• [REQUIRED WORK]:
Provide the data again in its entirety, exactly as given.

=====

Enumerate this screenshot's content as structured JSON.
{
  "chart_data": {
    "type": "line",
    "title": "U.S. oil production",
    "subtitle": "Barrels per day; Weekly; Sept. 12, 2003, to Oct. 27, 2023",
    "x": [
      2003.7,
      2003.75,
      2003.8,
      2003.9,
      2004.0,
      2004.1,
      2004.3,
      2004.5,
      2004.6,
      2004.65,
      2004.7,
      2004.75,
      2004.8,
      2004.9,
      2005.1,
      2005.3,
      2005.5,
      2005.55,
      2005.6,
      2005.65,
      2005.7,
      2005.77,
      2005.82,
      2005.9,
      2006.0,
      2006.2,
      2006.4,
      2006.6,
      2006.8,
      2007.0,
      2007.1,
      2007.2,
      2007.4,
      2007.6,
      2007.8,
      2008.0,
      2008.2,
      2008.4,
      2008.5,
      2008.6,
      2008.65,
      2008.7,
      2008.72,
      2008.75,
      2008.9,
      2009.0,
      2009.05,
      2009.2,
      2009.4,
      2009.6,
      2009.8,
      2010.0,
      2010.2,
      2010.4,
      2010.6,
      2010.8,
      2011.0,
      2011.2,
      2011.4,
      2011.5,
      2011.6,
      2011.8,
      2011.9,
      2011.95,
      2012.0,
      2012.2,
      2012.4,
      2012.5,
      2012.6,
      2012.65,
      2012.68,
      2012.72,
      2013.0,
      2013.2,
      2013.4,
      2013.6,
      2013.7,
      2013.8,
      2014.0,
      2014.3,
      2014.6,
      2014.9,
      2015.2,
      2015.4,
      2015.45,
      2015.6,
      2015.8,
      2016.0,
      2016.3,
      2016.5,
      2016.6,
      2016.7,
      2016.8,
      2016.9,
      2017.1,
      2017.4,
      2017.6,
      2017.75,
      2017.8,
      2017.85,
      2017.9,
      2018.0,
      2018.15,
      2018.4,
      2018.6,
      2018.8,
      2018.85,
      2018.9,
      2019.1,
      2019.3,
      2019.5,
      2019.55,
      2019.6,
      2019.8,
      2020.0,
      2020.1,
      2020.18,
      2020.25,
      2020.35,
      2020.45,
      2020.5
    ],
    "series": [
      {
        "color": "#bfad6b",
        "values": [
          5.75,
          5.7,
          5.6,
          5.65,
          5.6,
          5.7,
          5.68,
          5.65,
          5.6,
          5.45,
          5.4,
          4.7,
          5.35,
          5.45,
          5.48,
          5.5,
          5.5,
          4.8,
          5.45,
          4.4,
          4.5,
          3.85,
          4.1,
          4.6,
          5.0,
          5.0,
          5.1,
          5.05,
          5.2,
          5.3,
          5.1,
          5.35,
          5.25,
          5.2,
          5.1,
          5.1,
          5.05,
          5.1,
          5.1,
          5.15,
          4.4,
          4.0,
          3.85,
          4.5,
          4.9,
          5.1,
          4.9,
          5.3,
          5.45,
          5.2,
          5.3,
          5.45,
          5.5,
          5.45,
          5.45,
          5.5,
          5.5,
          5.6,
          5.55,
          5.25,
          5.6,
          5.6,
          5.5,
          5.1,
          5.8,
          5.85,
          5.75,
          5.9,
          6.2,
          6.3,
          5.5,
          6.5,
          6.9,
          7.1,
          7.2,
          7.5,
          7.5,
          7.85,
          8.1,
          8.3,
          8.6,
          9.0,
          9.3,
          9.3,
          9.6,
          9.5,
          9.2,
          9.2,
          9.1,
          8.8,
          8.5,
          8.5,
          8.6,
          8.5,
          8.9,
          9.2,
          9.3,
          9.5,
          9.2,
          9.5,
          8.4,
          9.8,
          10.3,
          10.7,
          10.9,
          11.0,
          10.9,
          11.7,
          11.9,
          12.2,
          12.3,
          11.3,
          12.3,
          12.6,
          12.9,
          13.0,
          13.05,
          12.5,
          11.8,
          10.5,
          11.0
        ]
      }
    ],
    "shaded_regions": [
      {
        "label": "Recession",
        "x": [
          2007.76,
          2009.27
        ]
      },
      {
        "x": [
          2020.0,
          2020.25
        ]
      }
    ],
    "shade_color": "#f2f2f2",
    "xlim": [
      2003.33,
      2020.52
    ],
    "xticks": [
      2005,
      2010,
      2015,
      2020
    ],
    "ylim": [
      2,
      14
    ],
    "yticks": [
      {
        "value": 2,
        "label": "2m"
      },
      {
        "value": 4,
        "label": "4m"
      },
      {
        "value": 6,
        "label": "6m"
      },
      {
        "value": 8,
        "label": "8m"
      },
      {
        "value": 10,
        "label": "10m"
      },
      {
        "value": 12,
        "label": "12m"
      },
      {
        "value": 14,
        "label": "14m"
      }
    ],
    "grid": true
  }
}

=====

• [REPLY TO THE EXERCISE]:
Enumerate this screenshot's content as structured JSON.
{
  "chart_data": {
    "type": "line",
    "title": "U.S. oil production",
    "subtitle": "Barrels per day; Weekly; Sept. 12, 2003, to Oct. 27, 2023",
    "x": [
      2003.7,
      2003.75,
      2003.8,
      2003.9,
      2004.0,
      2004.1,
      2004.3,
      2004.5,
      2004.6,
      2004.65,
      2004.7,
      2004.75,
      2004.8,
      2004.9,
      2005.1,
      2005.3,
      2005.5,
      2005.55,
      2005.6,
      2005.65,
      2005.7,
      2005.77,
      2005.82,
      2005.9,
      2006.0,
      2006.2,
      2006.4,
      2006.6,
      2006.8,
      2007.0,
      2007.1,
      2007.2,
      2007.4,
      2007.6,
      2007.8,
      2008.0,
      2008.2,
      2008.4,
      2008.5,
      2008.6,
      2008.65,
      2008.7,
      2008.72,
      2008.75,
      2008.9,
      2009.0,
      2009.05,
      2009.2,
      2009.4,
      2009.6,
      2009.8,
      2010.0,
      2010.2,
      2010.4,
      2010.6,
      2010.8,
      2011.0,
      2011.2,
      2011.4,
      2011.5,
      2011.6,
      2011.8,
      2011.9,
      2011.95,
      2012.0,
      2012.2,
      2012.4,
      2012.5,
      2012.6,
      2012.65,
      2012.68,
      2012.72,
      2013.0,
      2013.2,
      2013.4,
      2013.6,
      2013.7,
      2013.8,
      2014.0,
      2014.3,
      2014.6,
      2014.9,
      2015.2,
      2015.4,
      2015.45,
      2015.6,
      2015.8,
      2016.0,
      2016.3,
      2016.5,
      2016.6,
      2016.7,
      2016.8,
      2016.9,
      2017.1,
      2017.4,
      2017.6,
      2017.75,
      2017.8,
      2017.85,
      2017.9,
      2018.0,
      2018.15,
      2018.4,
      2018.6,
      2018.8,
      2018.85,
      2018.9,
      2019.1,
      2019.3,
      2019.5,
      2019.55,
      2019.6,
      2019.8,
      2020.0,
      2020.1,
      2020.18,
      2020.25,
      2020.35,
      2020.45,
      2020.5
    ],
    "series": [
      {
        "color": "#bfad6b",
        "values": [
          5.75,
          5.7,
          5.6,
          5.65,
          5.6,
          5.7,
          5.68,
          5.65,
          5.6,
          5.45,
          5.4,
          4.7,
          5.35,
          5.45,
          5.48,
          5.5,
          5.5,
          4.8,
          5.45,
          4.4,
          4.5,
          3.85,
          4.1,
          4.6,
          5.0,
          5.0,
          5.1,
          5.05,
          5.2,
          5.3,
          5.1,
          5.35,
          5.25,
          5.2,
          5.1,
          5.1,
          5.05,
          5.1,
          5.1,
          5.15,
          4.4,
          4.0,
          3.85,
          4.5,
          4.9,
          5.1,
          4.9,
          5.3,
          5.45,
          5.2,
          5.3,
          5.45,
          5.5,
          5.45,
          5.45,
          5.5,
          5.5,
          5.6,
          5.55,
          5.25,
          5.6,
          5.6,
          5.5,
          5.1,
          5.8,
          5.85,
          5.75,
          5.9,
          6.2,
          6.3,
          5.5,
          6.5,
          6.9,
          7.1,
          7.2,
          7.5,
          7.5,
          7.85,
          8.1,
          8.3,
          8.6,
          9.0,
          9.3,
          9.3,
          9.6,
          9.5,
          9.2,
          9.2,
          9.1,
          8.8,
          8.5,
          8.5,
          8.6,
          8.5,
          8.9,
          9.2,
          9.3,
          9.5,
          9.2,
          9.5,
          8.4,
          9.8,
          10.3,
          10.7,
          10.9,
          11.0,
          10.9,
          11.7,
          11.9,
          12.2,
          12.3,
          11.3,
          12.3,
          12.6,
          12.9,
          13.0,
          13.05,
          12.5,
          11.8,
          10.5,
          11.0
        ]
      }
    ],
    "shaded_regions": [
      {
        "label": "Recession",
        "x": [
          2007.76,
          2009.27
        ]
      },
      {
        "x": [
          2020.0,
          2020.25
        ]
      }
    ],
    "shade_color": "#f2f2f2",
    "xlim": [
      2003.33,
      2020.52
    ],
    "xticks": [
      2005,
      2010,
      2015,
      2020
    ],
    "ylim": [
      2,
      14
    ],
    "yticks": [
      {
        "value": 2,
        "label": "2m"
      },
      {
        "value": 4,
        "label": "4m"
      },
      {
        "value": 6,
        "label": "6m"
      },
      {
        "value": 8,
        "label": "8m"
      },
      {
        "value": 10,
        "label": "10m"
      },
      {
        "value": 12,
        "label": "12m"
      },
      {
        "value": 14,
        "label": "14m"
      }
    ],
    "grid": true
  }
}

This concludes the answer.